Exercise directions:
Reproduce verbatim the lines of the material below, from the line containing "Output 35 of" through the line containing "x-tick-label: 20,00 xyxy=(837,534,872,550)", with both of those lines included.

Records for processing:
* * * *
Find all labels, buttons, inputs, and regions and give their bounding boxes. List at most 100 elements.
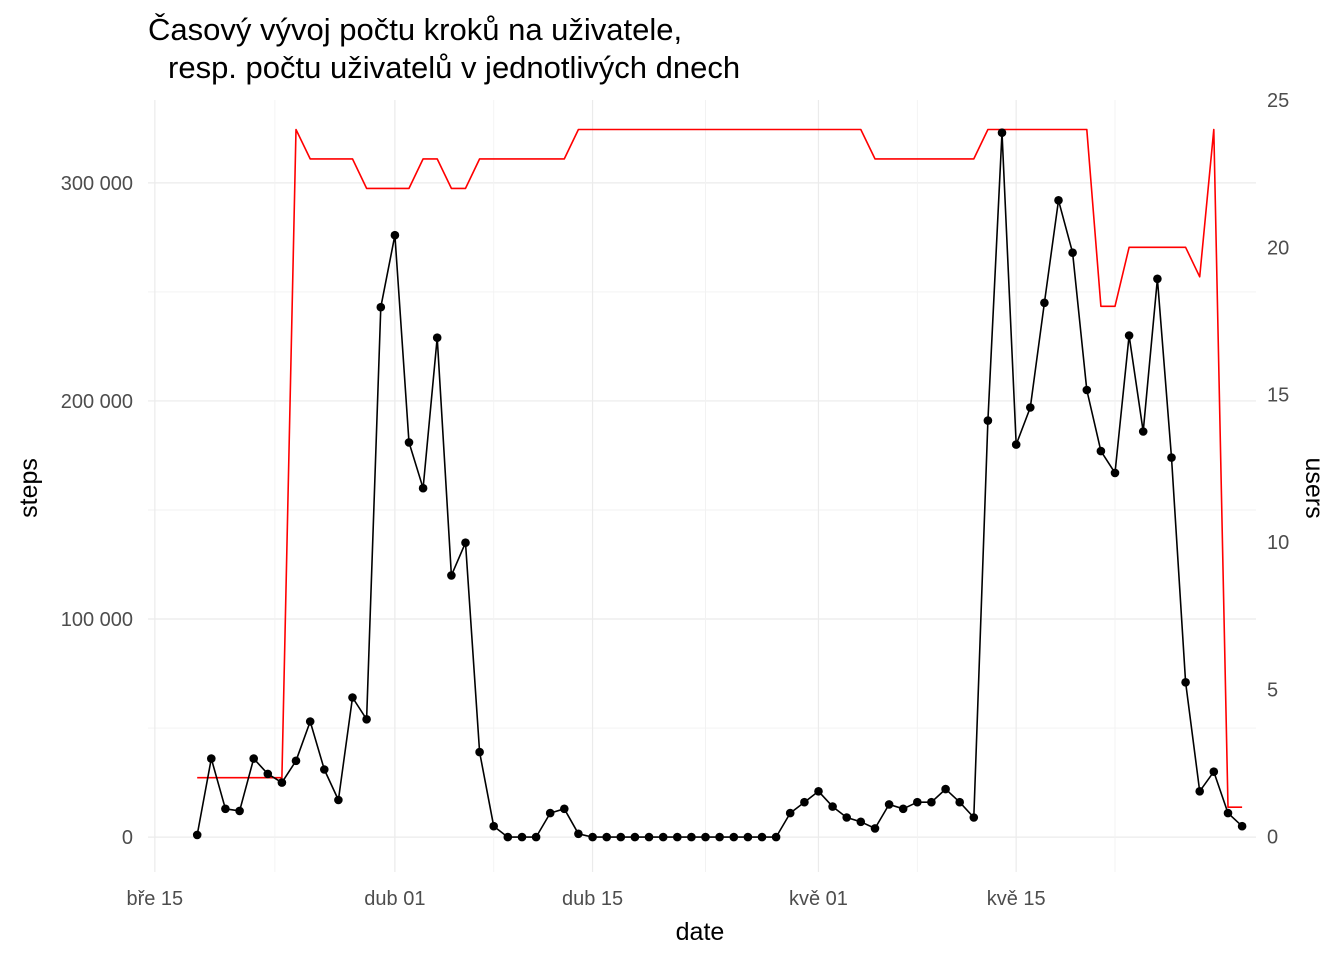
* * * *
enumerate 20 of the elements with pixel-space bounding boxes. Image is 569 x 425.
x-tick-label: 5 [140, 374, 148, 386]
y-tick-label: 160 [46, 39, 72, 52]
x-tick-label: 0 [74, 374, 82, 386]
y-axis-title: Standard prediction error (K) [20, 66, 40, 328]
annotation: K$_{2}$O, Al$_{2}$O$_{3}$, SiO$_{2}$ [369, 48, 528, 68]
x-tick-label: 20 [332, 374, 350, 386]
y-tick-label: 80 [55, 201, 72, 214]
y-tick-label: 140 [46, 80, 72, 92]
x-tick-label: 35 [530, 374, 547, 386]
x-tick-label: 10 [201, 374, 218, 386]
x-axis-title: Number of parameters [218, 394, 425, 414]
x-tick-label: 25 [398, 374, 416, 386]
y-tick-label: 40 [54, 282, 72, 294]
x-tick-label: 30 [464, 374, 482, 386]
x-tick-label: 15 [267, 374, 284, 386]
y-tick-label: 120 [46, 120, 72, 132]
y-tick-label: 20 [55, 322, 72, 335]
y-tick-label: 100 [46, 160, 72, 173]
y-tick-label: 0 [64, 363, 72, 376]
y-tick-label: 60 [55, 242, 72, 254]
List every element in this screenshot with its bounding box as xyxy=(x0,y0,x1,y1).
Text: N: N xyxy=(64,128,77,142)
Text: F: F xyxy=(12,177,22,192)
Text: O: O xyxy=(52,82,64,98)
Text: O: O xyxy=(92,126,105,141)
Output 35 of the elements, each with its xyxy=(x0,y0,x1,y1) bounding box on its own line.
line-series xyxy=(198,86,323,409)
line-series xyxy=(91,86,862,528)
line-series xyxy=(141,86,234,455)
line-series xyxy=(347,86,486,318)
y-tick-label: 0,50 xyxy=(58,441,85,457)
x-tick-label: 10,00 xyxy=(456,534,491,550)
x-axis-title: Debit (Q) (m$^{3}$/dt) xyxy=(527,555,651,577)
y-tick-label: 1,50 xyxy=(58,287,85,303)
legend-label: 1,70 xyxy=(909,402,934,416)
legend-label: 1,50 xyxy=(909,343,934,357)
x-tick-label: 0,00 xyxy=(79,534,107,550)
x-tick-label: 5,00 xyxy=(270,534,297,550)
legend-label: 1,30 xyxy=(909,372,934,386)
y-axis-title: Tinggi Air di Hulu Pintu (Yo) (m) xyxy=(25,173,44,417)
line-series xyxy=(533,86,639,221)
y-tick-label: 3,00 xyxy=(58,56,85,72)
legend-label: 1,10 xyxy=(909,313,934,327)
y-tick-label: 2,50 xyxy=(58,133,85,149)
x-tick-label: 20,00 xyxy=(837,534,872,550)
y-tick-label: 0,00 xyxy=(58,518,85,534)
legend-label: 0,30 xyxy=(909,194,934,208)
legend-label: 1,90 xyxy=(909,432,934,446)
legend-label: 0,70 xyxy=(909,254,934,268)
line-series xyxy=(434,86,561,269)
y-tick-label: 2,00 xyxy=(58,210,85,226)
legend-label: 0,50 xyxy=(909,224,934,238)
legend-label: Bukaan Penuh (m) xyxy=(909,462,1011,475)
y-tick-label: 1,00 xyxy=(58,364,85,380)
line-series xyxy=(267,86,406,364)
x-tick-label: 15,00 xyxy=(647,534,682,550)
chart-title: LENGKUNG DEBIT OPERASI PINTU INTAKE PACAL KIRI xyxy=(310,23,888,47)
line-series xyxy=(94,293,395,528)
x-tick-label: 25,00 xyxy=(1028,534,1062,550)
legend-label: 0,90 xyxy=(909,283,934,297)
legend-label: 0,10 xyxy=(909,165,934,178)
* * * *
Solution to this problem:
Output 35 of the elements, each with its xyxy=(x0,y0,x1,y1) bounding box on its own line.
line-series xyxy=(198,86,323,409)
line-series xyxy=(91,86,862,528)
line-series xyxy=(141,86,234,455)
line-series xyxy=(347,86,486,318)
y-tick-label: 0,50 xyxy=(58,441,85,457)
x-tick-label: 10,00 xyxy=(456,534,491,550)
x-axis-title: Debit (Q) (m$^{3}$/dt) xyxy=(527,555,651,577)
y-tick-label: 1,50 xyxy=(58,287,85,303)
legend-label: 1,70 xyxy=(909,402,934,416)
legend-label: 1,50 xyxy=(909,343,934,357)
x-tick-label: 0,00 xyxy=(79,534,107,550)
x-tick-label: 5,00 xyxy=(270,534,297,550)
legend-label: 1,30 xyxy=(909,372,934,386)
y-axis-title: Tinggi Air di Hulu Pintu (Yo) (m) xyxy=(25,173,44,417)
line-series xyxy=(533,86,639,221)
y-tick-label: 3,00 xyxy=(58,56,85,72)
legend-label: 1,10 xyxy=(909,313,934,327)
y-tick-label: 2,50 xyxy=(58,133,85,149)
x-tick-label: 20,00 xyxy=(837,534,872,550)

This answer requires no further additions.